→ **Short exercise**:
Leave the pictures out, and retype all of the material exactly as written.

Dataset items
▬▬▬▬▬▬▬▬▬▬
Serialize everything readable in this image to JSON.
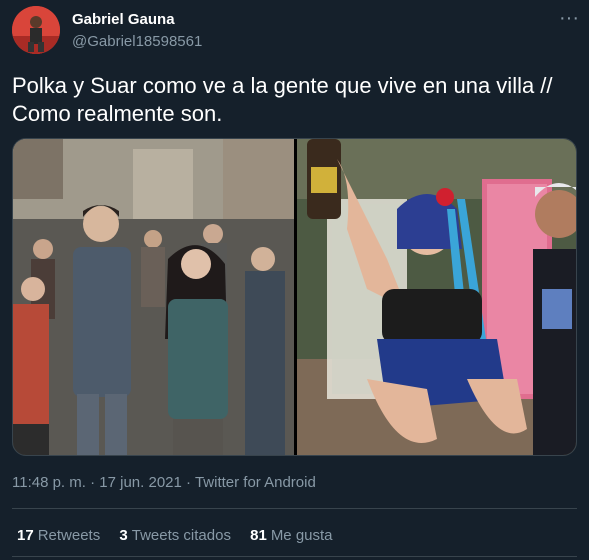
{
  "author": {
    "display_name": "Gabriel Gauna",
    "handle": "@Gabriel18598561",
    "avatar_icon": "profile-photo"
  },
  "more_label": "···",
  "tweet": {
    "text": "Polka y Suar como ve a la gente que vive en una villa // Como realmente son."
  },
  "media": {
    "photos": [
      "left-photo-group-of-people",
      "right-photo-woman-with-bottle"
    ]
  },
  "meta": {
    "time": "11:48 p. m.",
    "separator": "·",
    "date": "17 jun. 2021",
    "source": "Twitter for Android"
  },
  "stats": {
    "retweets_count": "17",
    "retweets_label": "Retweets",
    "quotes_count": "3",
    "quotes_label": "Tweets citados",
    "likes_count": "81",
    "likes_label": "Me gusta"
  },
  "colors": {
    "background": "#15202b",
    "text_primary": "#ffffff",
    "text_secondary": "#8899a6",
    "divider": "#38444d"
  }
}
▬▬▬▬▬▬▬▬▬▬
→ **Finished answer**:
Serialize everything readable in this image to JSON.
{
  "author": {
    "display_name": "Gabriel Gauna",
    "handle": "@Gabriel18598561",
    "avatar_icon": "profile-photo"
  },
  "more_label": "···",
  "tweet": {
    "text": "Polka y Suar como ve a la gente que vive en una villa // Como realmente son."
  },
  "media": {
    "photos": [
      "left-photo-group-of-people",
      "right-photo-woman-with-bottle"
    ]
  },
  "meta": {
    "time": "11:48 p. m.",
    "separator": "·",
    "date": "17 jun. 2021",
    "source": "Twitter for Android"
  },
  "stats": {
    "retweets_count": "17",
    "retweets_label": "Retweets",
    "quotes_count": "3",
    "quotes_label": "Tweets citados",
    "likes_count": "81",
    "likes_label": "Me gusta"
  },
  "colors": {
    "background": "#15202b",
    "text_primary": "#ffffff",
    "text_secondary": "#8899a6",
    "divider": "#38444d"
  }
}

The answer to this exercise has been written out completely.